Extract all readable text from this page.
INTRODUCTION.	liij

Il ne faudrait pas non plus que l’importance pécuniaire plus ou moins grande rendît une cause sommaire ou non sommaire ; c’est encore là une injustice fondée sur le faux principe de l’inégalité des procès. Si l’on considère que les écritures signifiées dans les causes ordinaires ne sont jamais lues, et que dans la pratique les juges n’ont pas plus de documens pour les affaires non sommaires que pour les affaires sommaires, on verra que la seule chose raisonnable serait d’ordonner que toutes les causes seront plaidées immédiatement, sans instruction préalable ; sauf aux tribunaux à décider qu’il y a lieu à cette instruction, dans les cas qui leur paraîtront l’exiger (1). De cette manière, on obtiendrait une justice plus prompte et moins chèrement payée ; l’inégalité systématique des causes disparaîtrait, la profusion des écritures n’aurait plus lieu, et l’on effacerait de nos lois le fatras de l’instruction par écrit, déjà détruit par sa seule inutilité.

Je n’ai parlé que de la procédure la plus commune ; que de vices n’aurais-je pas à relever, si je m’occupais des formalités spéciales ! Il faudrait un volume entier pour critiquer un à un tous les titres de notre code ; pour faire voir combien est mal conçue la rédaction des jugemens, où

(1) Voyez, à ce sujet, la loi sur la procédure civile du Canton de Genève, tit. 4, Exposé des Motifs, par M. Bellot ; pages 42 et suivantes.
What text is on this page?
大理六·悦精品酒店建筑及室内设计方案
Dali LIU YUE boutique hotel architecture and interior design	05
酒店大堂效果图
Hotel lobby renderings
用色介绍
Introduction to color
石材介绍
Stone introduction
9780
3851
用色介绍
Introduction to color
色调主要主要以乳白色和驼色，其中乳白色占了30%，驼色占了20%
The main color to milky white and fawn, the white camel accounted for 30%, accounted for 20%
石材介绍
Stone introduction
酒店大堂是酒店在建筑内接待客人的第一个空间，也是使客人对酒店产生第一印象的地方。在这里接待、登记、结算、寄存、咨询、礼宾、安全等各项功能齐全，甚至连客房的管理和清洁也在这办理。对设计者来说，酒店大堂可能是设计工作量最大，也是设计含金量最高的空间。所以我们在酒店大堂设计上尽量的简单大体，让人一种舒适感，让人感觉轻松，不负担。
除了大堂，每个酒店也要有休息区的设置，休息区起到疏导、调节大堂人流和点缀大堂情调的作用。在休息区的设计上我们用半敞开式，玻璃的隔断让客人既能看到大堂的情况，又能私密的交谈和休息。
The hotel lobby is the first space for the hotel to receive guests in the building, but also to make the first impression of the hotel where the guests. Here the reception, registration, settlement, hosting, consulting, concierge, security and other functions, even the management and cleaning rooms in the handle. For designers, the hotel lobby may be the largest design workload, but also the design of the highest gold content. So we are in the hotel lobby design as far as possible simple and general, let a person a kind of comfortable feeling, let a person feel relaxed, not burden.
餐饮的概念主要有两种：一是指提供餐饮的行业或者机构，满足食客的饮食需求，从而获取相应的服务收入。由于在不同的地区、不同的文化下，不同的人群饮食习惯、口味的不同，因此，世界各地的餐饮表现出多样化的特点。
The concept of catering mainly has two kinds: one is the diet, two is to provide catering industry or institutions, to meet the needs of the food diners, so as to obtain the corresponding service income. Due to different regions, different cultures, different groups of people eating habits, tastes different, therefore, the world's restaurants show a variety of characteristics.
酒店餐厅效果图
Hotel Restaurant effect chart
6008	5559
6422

++++

Make a list of all lines in the data that contain "text".

▶ EXPECTED ANSWER
Extract all readable text from this page.
What text is on this page?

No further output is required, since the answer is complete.